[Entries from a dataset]
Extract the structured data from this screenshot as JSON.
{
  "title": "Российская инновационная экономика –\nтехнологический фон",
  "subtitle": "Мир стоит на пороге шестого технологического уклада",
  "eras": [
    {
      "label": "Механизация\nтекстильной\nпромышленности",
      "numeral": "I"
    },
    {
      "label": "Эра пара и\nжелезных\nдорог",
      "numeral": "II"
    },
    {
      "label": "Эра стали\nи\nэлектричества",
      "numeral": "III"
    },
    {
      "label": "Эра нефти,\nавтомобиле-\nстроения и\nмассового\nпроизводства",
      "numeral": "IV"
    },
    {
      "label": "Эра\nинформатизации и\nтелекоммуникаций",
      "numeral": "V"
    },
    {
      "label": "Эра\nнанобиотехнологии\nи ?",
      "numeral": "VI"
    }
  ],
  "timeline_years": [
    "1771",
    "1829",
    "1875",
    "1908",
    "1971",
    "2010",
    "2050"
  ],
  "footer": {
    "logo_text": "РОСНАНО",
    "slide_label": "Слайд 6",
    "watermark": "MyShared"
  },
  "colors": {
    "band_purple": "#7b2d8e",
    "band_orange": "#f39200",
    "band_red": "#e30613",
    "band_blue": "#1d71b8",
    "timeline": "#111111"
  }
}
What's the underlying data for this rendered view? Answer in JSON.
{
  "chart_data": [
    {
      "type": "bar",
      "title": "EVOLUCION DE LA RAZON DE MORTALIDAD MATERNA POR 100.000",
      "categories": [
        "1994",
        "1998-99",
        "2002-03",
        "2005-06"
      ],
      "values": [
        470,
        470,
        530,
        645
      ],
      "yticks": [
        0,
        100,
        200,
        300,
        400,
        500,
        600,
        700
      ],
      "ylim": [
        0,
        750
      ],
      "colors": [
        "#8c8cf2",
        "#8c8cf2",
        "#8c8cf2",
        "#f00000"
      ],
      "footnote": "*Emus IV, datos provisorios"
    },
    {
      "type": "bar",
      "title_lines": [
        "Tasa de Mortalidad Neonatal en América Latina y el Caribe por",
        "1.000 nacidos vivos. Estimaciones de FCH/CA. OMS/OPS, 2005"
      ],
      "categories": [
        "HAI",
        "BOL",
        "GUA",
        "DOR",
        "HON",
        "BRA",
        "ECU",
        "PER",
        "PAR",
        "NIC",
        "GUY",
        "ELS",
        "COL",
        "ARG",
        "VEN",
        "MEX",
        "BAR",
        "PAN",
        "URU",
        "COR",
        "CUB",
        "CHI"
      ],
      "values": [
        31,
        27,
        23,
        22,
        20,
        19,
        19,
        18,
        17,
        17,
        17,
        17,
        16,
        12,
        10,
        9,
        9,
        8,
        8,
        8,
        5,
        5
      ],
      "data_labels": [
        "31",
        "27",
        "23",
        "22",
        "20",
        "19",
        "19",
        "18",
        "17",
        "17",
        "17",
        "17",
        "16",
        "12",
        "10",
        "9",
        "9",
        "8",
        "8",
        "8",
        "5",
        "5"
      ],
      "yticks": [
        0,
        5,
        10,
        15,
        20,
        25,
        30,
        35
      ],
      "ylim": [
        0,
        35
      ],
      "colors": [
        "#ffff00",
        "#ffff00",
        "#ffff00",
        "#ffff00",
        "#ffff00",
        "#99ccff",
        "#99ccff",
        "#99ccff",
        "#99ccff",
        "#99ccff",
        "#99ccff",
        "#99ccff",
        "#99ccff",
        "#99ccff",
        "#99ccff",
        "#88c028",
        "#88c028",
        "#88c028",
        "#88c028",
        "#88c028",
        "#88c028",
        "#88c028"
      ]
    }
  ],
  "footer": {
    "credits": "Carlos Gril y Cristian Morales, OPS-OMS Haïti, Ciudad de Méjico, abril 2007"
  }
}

Problem to work on | Output the listing above without altering a single character.

Exercise solution |
Extract the structured data from this screenshot as JSON.
{
  "title": "Российская инновационная экономика –\nтехнологический фон",
  "subtitle": "Мир стоит на пороге шестого технологического уклада",
  "eras": [
    {
      "label": "Механизация\nтекстильной\nпромышленности",
      "numeral": "I"
    },
    {
      "label": "Эра пара и\nжелезных\nдорог",
      "numeral": "II"
    },
    {
      "label": "Эра стали\nи\nэлектричества",
      "numeral": "III"
    },
    {
      "label": "Эра нефти,\nавтомобиле-\nстроения и\nмассового\nпроизводства",
      "numeral": "IV"
    },
    {
      "label": "Эра\nинформатизации и\nтелекоммуникаций",
      "numeral": "V"
    },
    {
      "label": "Эра\nнанобиотехнологии\nи ?",
      "numeral": "VI"
    }
  ],
  "timeline_years": [
    "1771",
    "1829",
    "1875",
    "1908",
    "1971",
    "2010",
    "2050"
  ],
  "footer": {
    "logo_text": "РОСНАНО",
    "slide_label": "Слайд 6",
    "watermark": "MyShared"
  },
  "colors": {
    "band_purple": "#7b2d8e",
    "band_orange": "#f39200",
    "band_red": "#e30613",
    "band_blue": "#1d71b8",
    "timeline": "#111111"
  }
}
What's the underlying data for this rendered view? Answer in JSON.
{
  "chart_data": [
    {
      "type": "bar",
      "title": "EVOLUCION DE LA RAZON DE MORTALIDAD MATERNA POR 100.000",
      "categories": [
        "1994",
        "1998-99",
        "2002-03",
        "2005-06"
      ],
      "values": [
        470,
        470,
        530,
        645
      ],
      "yticks": [
        0,
        100,
        200,
        300,
        400,
        500,
        600,
        700
      ],
      "ylim": [
        0,
        750
      ],
      "colors": [
        "#8c8cf2",
        "#8c8cf2",
        "#8c8cf2",
        "#f00000"
      ],
      "footnote": "*Emus IV, datos provisorios"
    },
    {
      "type": "bar",
      "title_lines": [
        "Tasa de Mortalidad Neonatal en América Latina y el Caribe por",
        "1.000 nacidos vivos. Estimaciones de FCH/CA. OMS/OPS, 2005"
      ],
      "categories": [
        "HAI",
        "BOL",
        "GUA",
        "DOR",
        "HON",
        "BRA",
        "ECU",
        "PER",
        "PAR",
        "NIC",
        "GUY",
        "ELS",
        "COL",
        "ARG",
        "VEN",
        "MEX",
        "BAR",
        "PAN",
        "URU",
        "COR",
        "CUB",
        "CHI"
      ],
      "values": [
        31,
        27,
        23,
        22,
        20,
        19,
        19,
        18,
        17,
        17,
        17,
        17,
        16,
        12,
        10,
        9,
        9,
        8,
        8,
        8,
        5,
        5
      ],
      "data_labels": [
        "31",
        "27",
        "23",
        "22",
        "20",
        "19",
        "19",
        "18",
        "17",
        "17",
        "17",
        "17",
        "16",
        "12",
        "10",
        "9",
        "9",
        "8",
        "8",
        "8",
        "5",
        "5"
      ],
      "yticks": [
        0,
        5,
        10,
        15,
        20,
        25,
        30,
        35
      ],
      "ylim": [
        0,
        35
      ],
      "colors": [
        "#ffff00",
        "#ffff00",
        "#ffff00",
        "#ffff00",
        "#ffff00",
        "#99ccff",
        "#99ccff",
        "#99ccff",
        "#99ccff",
        "#99ccff",
        "#99ccff",
        "#99ccff",
        "#99ccff",
        "#99ccff",
        "#99ccff",
        "#88c028",
        "#88c028",
        "#88c028",
        "#88c028",
        "#88c028",
        "#88c028",
        "#88c028"
      ]
    }
  ],
  "footer": {
    "credits": "Carlos Gril y Cristian Morales, OPS-OMS Haïti, Ciudad de Méjico, abril 2007"
  }
}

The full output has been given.